Instructions to follow: Copy, from the entries below, each line where the word "использования" can be found.

◆ ◆ ◆ ◆

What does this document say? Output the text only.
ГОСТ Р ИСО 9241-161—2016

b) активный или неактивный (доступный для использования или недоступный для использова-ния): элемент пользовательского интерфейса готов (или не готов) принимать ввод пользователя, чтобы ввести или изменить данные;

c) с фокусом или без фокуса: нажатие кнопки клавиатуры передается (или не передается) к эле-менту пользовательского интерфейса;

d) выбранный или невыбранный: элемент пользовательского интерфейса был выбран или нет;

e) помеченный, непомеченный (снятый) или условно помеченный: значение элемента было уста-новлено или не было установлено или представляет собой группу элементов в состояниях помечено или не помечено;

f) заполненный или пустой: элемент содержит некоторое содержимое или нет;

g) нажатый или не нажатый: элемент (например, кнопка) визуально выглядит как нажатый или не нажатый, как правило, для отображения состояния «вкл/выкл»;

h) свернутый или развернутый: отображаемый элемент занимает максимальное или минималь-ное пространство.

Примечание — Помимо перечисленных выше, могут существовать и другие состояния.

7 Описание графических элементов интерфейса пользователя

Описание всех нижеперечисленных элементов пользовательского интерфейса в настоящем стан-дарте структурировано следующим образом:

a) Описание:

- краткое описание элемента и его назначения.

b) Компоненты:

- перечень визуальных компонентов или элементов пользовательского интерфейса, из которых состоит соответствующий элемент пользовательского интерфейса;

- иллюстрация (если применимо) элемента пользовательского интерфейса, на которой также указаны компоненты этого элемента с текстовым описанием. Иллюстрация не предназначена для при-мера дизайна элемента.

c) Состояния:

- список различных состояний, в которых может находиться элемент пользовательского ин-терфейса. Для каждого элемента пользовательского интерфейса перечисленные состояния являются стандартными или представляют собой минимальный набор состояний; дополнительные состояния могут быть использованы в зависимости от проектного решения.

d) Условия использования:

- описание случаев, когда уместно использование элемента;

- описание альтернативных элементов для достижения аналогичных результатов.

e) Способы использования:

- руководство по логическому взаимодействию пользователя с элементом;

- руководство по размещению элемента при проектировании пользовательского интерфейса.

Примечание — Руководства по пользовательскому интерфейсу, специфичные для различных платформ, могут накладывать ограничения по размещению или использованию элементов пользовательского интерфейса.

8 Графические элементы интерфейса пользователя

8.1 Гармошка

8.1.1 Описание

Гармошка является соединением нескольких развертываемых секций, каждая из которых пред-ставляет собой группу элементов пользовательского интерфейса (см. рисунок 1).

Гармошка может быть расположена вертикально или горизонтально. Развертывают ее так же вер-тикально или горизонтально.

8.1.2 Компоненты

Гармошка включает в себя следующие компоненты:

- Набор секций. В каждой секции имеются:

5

◆ ◆ ◆ ◆

Response:
b) активный или неактивный (доступный для использования или недоступный для использова-ния): элемент пользовательского интерфейса готов (или не готов) принимать ввод пользователя, чтобы ввести или изменить данные;
d) Условия использования:
e) Способы использования:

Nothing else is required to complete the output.